— Start MATERIAL SHOWN —

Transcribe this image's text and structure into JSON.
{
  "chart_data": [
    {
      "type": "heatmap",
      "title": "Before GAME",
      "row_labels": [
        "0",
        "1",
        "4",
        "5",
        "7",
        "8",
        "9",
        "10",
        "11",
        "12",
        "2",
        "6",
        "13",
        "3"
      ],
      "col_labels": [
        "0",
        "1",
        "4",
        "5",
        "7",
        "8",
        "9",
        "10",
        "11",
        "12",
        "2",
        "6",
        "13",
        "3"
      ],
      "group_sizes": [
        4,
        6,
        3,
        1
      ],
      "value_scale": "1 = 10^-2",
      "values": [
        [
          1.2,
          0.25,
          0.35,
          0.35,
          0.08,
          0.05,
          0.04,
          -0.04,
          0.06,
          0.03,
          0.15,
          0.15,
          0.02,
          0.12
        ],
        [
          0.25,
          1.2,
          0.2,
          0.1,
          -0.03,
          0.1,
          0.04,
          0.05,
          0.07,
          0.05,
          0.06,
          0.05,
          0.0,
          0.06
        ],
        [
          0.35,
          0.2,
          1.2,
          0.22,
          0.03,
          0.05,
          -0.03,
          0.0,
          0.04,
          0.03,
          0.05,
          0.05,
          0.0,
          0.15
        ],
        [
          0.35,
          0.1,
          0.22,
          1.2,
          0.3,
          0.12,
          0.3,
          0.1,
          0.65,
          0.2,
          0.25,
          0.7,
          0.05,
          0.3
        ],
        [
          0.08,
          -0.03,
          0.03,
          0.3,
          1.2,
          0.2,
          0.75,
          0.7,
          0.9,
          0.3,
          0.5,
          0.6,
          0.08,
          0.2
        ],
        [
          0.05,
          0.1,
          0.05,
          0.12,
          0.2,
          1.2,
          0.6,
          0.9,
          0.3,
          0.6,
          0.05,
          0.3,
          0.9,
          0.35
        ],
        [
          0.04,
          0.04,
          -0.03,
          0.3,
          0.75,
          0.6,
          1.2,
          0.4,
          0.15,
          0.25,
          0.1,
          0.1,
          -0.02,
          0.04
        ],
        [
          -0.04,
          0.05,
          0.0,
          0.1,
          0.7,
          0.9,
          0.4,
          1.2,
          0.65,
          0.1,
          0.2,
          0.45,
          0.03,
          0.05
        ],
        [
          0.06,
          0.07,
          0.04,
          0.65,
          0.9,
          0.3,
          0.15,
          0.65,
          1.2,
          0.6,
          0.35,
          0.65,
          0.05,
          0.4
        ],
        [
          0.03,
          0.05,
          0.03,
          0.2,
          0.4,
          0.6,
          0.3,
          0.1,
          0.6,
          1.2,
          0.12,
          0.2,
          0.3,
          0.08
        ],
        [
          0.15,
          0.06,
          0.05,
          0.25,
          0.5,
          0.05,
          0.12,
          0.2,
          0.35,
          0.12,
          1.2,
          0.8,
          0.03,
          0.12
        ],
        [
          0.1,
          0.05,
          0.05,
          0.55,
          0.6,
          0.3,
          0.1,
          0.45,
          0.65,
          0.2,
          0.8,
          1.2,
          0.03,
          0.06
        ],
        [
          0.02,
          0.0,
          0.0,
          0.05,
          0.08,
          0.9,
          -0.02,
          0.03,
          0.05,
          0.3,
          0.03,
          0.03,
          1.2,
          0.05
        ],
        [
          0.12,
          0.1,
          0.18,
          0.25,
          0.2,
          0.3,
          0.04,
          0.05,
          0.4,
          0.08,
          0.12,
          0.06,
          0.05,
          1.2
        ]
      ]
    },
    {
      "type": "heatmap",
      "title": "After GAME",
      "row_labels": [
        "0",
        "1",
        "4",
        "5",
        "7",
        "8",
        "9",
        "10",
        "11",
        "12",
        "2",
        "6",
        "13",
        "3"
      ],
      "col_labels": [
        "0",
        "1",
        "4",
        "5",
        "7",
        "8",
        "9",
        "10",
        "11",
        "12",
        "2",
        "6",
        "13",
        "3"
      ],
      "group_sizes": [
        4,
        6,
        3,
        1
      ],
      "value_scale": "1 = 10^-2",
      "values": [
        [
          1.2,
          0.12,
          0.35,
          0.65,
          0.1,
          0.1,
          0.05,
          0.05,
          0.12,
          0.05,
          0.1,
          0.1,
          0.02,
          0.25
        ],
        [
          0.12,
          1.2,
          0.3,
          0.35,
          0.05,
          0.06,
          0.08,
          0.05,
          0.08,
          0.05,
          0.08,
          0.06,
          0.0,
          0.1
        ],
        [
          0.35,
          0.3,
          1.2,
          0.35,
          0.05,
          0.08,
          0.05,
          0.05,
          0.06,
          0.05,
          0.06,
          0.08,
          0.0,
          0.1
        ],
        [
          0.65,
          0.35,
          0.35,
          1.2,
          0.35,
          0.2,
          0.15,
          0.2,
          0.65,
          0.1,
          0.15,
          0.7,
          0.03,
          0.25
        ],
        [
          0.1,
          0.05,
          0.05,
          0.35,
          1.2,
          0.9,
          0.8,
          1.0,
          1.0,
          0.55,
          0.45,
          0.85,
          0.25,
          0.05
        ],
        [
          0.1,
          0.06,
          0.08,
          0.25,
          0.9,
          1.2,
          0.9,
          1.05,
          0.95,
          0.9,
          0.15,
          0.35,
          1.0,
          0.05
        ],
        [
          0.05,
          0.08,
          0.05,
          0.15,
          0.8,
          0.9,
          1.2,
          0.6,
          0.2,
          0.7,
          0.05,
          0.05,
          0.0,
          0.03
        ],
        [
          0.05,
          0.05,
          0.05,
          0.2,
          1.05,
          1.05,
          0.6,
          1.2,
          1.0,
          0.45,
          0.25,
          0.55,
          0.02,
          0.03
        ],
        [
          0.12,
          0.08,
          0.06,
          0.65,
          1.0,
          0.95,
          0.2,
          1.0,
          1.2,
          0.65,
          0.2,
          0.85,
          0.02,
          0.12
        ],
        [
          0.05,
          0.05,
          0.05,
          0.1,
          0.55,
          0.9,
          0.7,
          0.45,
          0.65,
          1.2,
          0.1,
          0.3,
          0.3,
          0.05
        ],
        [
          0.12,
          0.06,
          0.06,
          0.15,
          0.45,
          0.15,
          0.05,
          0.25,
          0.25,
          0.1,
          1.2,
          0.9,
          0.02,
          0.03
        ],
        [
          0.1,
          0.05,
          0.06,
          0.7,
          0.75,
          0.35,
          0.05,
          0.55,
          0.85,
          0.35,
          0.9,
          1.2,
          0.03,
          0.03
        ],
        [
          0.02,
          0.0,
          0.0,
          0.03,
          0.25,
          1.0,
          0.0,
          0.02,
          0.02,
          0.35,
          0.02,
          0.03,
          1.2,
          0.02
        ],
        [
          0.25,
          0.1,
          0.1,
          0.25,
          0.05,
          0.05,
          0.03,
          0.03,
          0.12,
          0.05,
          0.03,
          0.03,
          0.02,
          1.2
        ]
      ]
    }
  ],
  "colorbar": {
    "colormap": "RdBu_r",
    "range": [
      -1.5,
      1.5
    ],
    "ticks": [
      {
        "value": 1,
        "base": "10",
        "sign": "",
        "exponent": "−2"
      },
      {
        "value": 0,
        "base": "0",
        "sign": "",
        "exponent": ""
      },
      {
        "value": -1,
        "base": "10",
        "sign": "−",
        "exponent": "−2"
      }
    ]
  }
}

— End MATERIAL SHOWN —

DESCRIPTION OF THE TASK:
Write out the data exactly as it stands.

THE RESPONSE:
Transcribe this image's text and structure into JSON.
{
  "chart_data": [
    {
      "type": "heatmap",
      "title": "Before GAME",
      "row_labels": [
        "0",
        "1",
        "4",
        "5",
        "7",
        "8",
        "9",
        "10",
        "11",
        "12",
        "2",
        "6",
        "13",
        "3"
      ],
      "col_labels": [
        "0",
        "1",
        "4",
        "5",
        "7",
        "8",
        "9",
        "10",
        "11",
        "12",
        "2",
        "6",
        "13",
        "3"
      ],
      "group_sizes": [
        4,
        6,
        3,
        1
      ],
      "value_scale": "1 = 10^-2",
      "values": [
        [
          1.2,
          0.25,
          0.35,
          0.35,
          0.08,
          0.05,
          0.04,
          -0.04,
          0.06,
          0.03,
          0.15,
          0.15,
          0.02,
          0.12
        ],
        [
          0.25,
          1.2,
          0.2,
          0.1,
          -0.03,
          0.1,
          0.04,
          0.05,
          0.07,
          0.05,
          0.06,
          0.05,
          0.0,
          0.06
        ],
        [
          0.35,
          0.2,
          1.2,
          0.22,
          0.03,
          0.05,
          -0.03,
          0.0,
          0.04,
          0.03,
          0.05,
          0.05,
          0.0,
          0.15
        ],
        [
          0.35,
          0.1,
          0.22,
          1.2,
          0.3,
          0.12,
          0.3,
          0.1,
          0.65,
          0.2,
          0.25,
          0.7,
          0.05,
          0.3
        ],
        [
          0.08,
          -0.03,
          0.03,
          0.3,
          1.2,
          0.2,
          0.75,
          0.7,
          0.9,
          0.3,
          0.5,
          0.6,
          0.08,
          0.2
        ],
        [
          0.05,
          0.1,
          0.05,
          0.12,
          0.2,
          1.2,
          0.6,
          0.9,
          0.3,
          0.6,
          0.05,
          0.3,
          0.9,
          0.35
        ],
        [
          0.04,
          0.04,
          -0.03,
          0.3,
          0.75,
          0.6,
          1.2,
          0.4,
          0.15,
          0.25,
          0.1,
          0.1,
          -0.02,
          0.04
        ],
        [
          -0.04,
          0.05,
          0.0,
          0.1,
          0.7,
          0.9,
          0.4,
          1.2,
          0.65,
          0.1,
          0.2,
          0.45,
          0.03,
          0.05
        ],
        [
          0.06,
          0.07,
          0.04,
          0.65,
          0.9,
          0.3,
          0.15,
          0.65,
          1.2,
          0.6,
          0.35,
          0.65,
          0.05,
          0.4
        ],
        [
          0.03,
          0.05,
          0.03,
          0.2,
          0.4,
          0.6,
          0.3,
          0.1,
          0.6,
          1.2,
          0.12,
          0.2,
          0.3,
          0.08
        ],
        [
          0.15,
          0.06,
          0.05,
          0.25,
          0.5,
          0.05,
          0.12,
          0.2,
          0.35,
          0.12,
          1.2,
          0.8,
          0.03,
          0.12
        ],
        [
          0.1,
          0.05,
          0.05,
          0.55,
          0.6,
          0.3,
          0.1,
          0.45,
          0.65,
          0.2,
          0.8,
          1.2,
          0.03,
          0.06
        ],
        [
          0.02,
          0.0,
          0.0,
          0.05,
          0.08,
          0.9,
          -0.02,
          0.03,
          0.05,
          0.3,
          0.03,
          0.03,
          1.2,
          0.05
        ],
        [
          0.12,
          0.1,
          0.18,
          0.25,
          0.2,
          0.3,
          0.04,
          0.05,
          0.4,
          0.08,
          0.12,
          0.06,
          0.05,
          1.2
        ]
      ]
    },
    {
      "type": "heatmap",
      "title": "After GAME",
      "row_labels": [
        "0",
        "1",
        "4",
        "5",
        "7",
        "8",
        "9",
        "10",
        "11",
        "12",
        "2",
        "6",
        "13",
        "3"
      ],
      "col_labels": [
        "0",
        "1",
        "4",
        "5",
        "7",
        "8",
        "9",
        "10",
        "11",
        "12",
        "2",
        "6",
        "13",
        "3"
      ],
      "group_sizes": [
        4,
        6,
        3,
        1
      ],
      "value_scale": "1 = 10^-2",
      "values": [
        [
          1.2,
          0.12,
          0.35,
          0.65,
          0.1,
          0.1,
          0.05,
          0.05,
          0.12,
          0.05,
          0.1,
          0.1,
          0.02,
          0.25
        ],
        [
          0.12,
          1.2,
          0.3,
          0.35,
          0.05,
          0.06,
          0.08,
          0.05,
          0.08,
          0.05,
          0.08,
          0.06,
          0.0,
          0.1
        ],
        [
          0.35,
          0.3,
          1.2,
          0.35,
          0.05,
          0.08,
          0.05,
          0.05,
          0.06,
          0.05,
          0.06,
          0.08,
          0.0,
          0.1
        ],
        [
          0.65,
          0.35,
          0.35,
          1.2,
          0.35,
          0.2,
          0.15,
          0.2,
          0.65,
          0.1,
          0.15,
          0.7,
          0.03,
          0.25
        ],
        [
          0.1,
          0.05,
          0.05,
          0.35,
          1.2,
          0.9,
          0.8,
          1.0,
          1.0,
          0.55,
          0.45,
          0.85,
          0.25,
          0.05
        ],
        [
          0.1,
          0.06,
          0.08,
          0.25,
          0.9,
          1.2,
          0.9,
          1.05,
          0.95,
          0.9,
          0.15,
          0.35,
          1.0,
          0.05
        ],
        [
          0.05,
          0.08,
          0.05,
          0.15,
          0.8,
          0.9,
          1.2,
          0.6,
          0.2,
          0.7,
          0.05,
          0.05,
          0.0,
          0.03
        ],
        [
          0.05,
          0.05,
          0.05,
          0.2,
          1.05,
          1.05,
          0.6,
          1.2,
          1.0,
          0.45,
          0.25,
          0.55,
          0.02,
          0.03
        ],
        [
          0.12,
          0.08,
          0.06,
          0.65,
          1.0,
          0.95,
          0.2,
          1.0,
          1.2,
          0.65,
          0.2,
          0.85,
          0.02,
          0.12
        ],
        [
          0.05,
          0.05,
          0.05,
          0.1,
          0.55,
          0.9,
          0.7,
          0.45,
          0.65,
          1.2,
          0.1,
          0.3,
          0.3,
          0.05
        ],
        [
          0.12,
          0.06,
          0.06,
          0.15,
          0.45,
          0.15,
          0.05,
          0.25,
          0.25,
          0.1,
          1.2,
          0.9,
          0.02,
          0.03
        ],
        [
          0.1,
          0.05,
          0.06,
          0.7,
          0.75,
          0.35,
          0.05,
          0.55,
          0.85,
          0.35,
          0.9,
          1.2,
          0.03,
          0.03
        ],
        [
          0.02,
          0.0,
          0.0,
          0.03,
          0.25,
          1.0,
          0.0,
          0.02,
          0.02,
          0.35,
          0.02,
          0.03,
          1.2,
          0.02
        ],
        [
          0.25,
          0.1,
          0.1,
          0.25,
          0.05,
          0.05,
          0.03,
          0.03,
          0.12,
          0.05,
          0.03,
          0.03,
          0.02,
          1.2
        ]
      ]
    }
  ],
  "colorbar": {
    "colormap": "RdBu_r",
    "range": [
      -1.5,
      1.5
    ],
    "ticks": [
      {
        "value": 1,
        "base": "10",
        "sign": "",
        "exponent": "−2"
      },
      {
        "value": 0,
        "base": "0",
        "sign": "",
        "exponent": ""
      },
      {
        "value": -1,
        "base": "10",
        "sign": "−",
        "exponent": "−2"
      }
    ]
  }
}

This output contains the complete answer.